**Requirement**
Pick out each line containing the string "MacLaren".

======== Records ========

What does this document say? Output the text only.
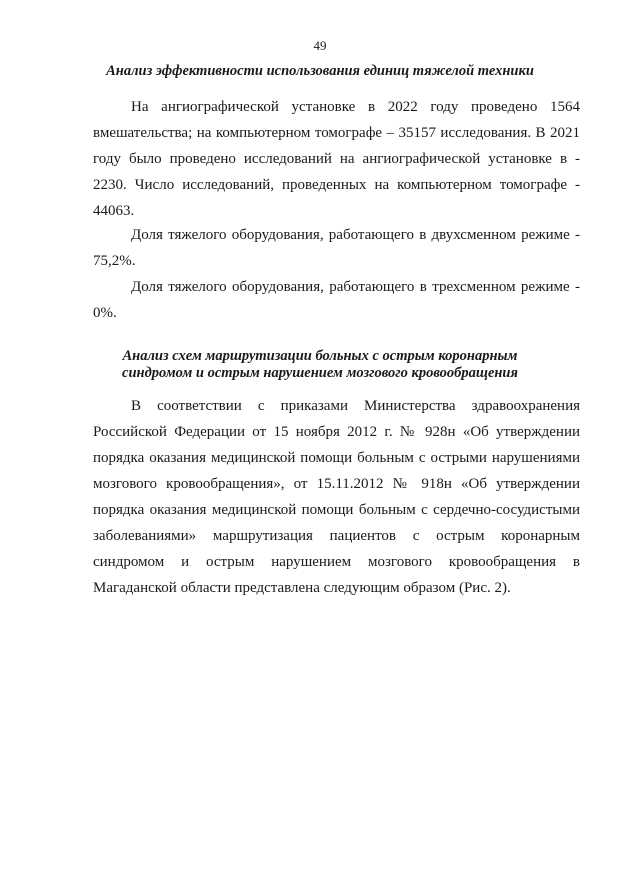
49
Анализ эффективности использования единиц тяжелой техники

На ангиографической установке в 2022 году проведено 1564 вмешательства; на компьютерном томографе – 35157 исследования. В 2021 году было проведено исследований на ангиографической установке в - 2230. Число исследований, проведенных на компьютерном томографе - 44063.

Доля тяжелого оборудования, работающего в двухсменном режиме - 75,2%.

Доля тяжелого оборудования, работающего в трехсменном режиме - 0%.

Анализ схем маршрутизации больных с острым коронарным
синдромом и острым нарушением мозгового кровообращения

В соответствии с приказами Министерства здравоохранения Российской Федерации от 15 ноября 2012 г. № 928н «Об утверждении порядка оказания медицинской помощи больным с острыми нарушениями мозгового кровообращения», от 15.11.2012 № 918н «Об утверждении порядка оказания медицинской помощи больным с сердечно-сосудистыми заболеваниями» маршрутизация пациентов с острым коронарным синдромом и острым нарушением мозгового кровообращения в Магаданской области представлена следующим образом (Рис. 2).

========
======== Records ========

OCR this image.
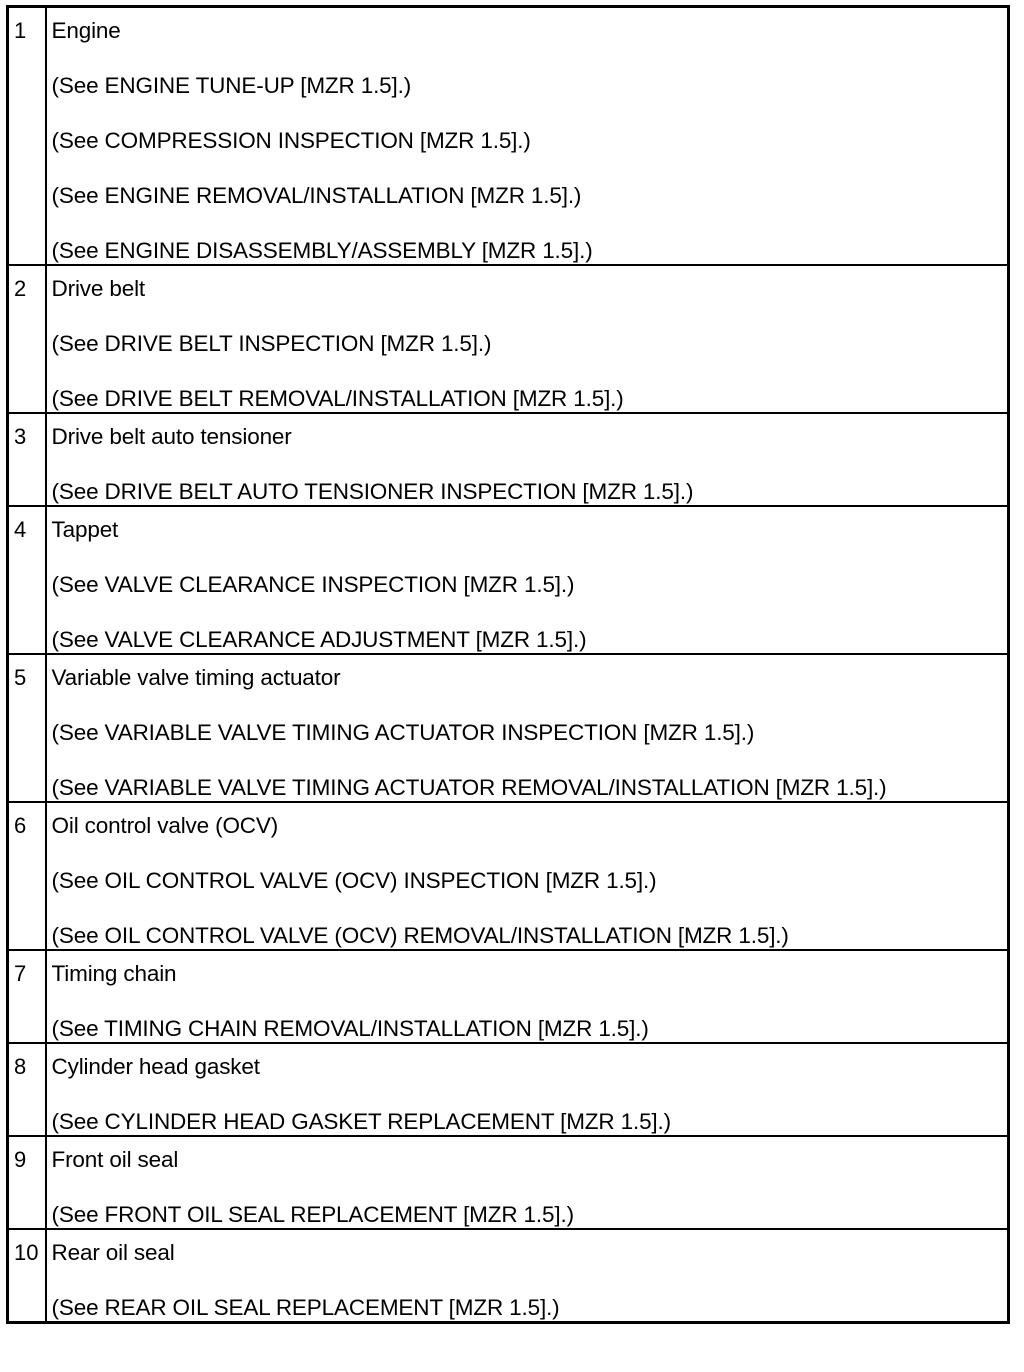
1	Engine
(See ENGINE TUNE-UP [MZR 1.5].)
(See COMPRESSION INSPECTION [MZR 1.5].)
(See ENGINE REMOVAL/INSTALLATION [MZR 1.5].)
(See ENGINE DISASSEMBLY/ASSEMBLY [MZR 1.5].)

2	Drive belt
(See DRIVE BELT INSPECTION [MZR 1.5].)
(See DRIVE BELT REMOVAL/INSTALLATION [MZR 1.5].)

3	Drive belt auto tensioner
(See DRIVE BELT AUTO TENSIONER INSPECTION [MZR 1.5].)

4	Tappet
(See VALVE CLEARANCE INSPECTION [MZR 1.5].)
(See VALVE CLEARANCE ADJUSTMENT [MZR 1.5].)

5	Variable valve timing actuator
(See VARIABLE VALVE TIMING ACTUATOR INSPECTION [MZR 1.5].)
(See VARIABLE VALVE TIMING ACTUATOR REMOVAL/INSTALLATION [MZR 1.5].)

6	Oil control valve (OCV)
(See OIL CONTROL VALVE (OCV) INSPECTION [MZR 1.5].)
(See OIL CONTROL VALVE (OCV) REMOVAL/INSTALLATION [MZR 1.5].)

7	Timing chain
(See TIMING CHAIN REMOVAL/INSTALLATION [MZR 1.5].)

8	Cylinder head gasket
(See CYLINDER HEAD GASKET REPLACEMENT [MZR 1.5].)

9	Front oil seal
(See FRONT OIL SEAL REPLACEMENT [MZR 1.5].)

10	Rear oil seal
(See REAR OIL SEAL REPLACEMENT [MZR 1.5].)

========
======== Records ========

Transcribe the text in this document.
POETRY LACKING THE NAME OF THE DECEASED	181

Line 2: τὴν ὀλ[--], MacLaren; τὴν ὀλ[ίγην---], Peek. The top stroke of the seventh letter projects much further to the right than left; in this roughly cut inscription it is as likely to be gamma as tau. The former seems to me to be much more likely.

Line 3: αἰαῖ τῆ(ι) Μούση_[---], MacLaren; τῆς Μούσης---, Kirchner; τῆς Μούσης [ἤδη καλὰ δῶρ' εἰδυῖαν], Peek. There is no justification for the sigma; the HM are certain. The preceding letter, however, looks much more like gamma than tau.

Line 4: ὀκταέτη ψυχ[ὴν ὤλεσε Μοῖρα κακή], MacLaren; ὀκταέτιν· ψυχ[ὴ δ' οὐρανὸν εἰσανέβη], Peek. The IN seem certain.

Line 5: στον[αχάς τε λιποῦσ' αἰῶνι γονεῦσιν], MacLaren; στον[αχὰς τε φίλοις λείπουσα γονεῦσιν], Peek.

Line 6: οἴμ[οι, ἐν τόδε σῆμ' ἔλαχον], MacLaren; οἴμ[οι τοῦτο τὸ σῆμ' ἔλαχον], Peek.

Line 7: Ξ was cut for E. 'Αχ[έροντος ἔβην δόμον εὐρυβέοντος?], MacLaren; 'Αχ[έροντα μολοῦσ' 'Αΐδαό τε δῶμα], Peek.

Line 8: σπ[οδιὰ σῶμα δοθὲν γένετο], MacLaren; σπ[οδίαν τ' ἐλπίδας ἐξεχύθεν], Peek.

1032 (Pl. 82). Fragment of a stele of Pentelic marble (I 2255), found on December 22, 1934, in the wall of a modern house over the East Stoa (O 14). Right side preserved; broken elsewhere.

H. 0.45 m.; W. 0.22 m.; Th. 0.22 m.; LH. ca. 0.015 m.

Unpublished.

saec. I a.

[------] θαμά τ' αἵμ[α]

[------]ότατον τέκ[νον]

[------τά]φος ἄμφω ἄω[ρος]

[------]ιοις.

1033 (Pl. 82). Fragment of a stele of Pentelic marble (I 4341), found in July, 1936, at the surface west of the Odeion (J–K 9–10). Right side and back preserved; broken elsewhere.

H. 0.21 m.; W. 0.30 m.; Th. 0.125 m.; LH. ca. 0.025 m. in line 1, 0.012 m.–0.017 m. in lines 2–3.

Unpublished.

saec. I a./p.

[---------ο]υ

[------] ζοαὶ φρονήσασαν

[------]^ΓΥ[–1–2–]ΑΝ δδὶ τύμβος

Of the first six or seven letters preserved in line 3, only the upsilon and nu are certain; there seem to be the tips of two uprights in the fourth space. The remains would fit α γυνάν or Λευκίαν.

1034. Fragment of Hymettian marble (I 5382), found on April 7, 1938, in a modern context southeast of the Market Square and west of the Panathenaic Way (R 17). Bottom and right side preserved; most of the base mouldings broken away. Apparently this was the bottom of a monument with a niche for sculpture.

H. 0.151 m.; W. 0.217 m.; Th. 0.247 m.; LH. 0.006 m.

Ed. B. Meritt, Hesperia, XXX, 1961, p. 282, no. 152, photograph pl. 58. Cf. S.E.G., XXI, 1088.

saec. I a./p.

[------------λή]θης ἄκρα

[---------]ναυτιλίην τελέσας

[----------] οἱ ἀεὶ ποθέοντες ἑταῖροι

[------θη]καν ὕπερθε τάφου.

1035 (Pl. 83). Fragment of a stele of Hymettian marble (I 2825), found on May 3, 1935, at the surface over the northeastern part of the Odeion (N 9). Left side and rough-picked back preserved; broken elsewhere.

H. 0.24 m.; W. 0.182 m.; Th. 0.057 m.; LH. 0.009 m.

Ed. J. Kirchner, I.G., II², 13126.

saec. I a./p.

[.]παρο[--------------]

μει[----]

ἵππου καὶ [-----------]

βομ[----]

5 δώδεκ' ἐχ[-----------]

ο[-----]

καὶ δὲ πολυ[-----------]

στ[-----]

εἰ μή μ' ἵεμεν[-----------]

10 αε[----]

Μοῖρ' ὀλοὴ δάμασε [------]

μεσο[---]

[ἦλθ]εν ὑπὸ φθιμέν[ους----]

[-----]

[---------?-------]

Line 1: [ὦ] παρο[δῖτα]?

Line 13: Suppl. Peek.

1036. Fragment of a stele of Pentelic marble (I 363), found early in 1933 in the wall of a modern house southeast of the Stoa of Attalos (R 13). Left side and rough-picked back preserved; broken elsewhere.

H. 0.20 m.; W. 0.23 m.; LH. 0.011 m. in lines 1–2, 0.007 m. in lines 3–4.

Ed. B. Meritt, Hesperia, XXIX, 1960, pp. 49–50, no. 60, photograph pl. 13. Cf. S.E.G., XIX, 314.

========

**Task response**
Line 2: τὴν ὀλ[--], MacLaren; τὴν ὀλ[ίγην---], Peek. The top stroke of the seventh letter projects much further to the right than left; in this roughly cut inscription it is as likely to be gamma as tau. The former seems to me to be much more likely.
Line 3: αἰαῖ τῆ(ι) Μούση_[---], MacLaren; τῆς Μούσης---, Kirchner; τῆς Μούσης [ἤδη καλὰ δῶρ' εἰδυῖαν], Peek. There is no justification for the sigma; the HM are certain. The preceding letter, however, looks much more like gamma than tau.
Line 4: ὀκταέτη ψυχ[ὴν ὤλεσε Μοῖρα κακή], MacLaren; ὀκταέτιν· ψυχ[ὴ δ' οὐρανὸν εἰσανέβη], Peek. The IN seem certain.
Line 5: στον[αχάς τε λιποῦσ' αἰῶνι γονεῦσιν], MacLaren; στον[αχὰς τε φίλοις λείπουσα γονεῦσιν], Peek.
Line 6: οἴμ[οι, ἐν τόδε σῆμ' ἔλαχον], MacLaren; οἴμ[οι τοῦτο τὸ σῆμ' ἔλαχον], Peek.
Line 7: Ξ was cut for E. 'Αχ[έροντος ἔβην δόμον εὐρυβέοντος?], MacLaren; 'Αχ[έροντα μολοῦσ' 'Αΐδαό τε δῶμα], Peek.
Line 8: σπ[οδιὰ σῶμα δοθὲν γένετο], MacLaren; σπ[οδίαν τ' ἐλπίδας ἐξεχύθεν], Peek.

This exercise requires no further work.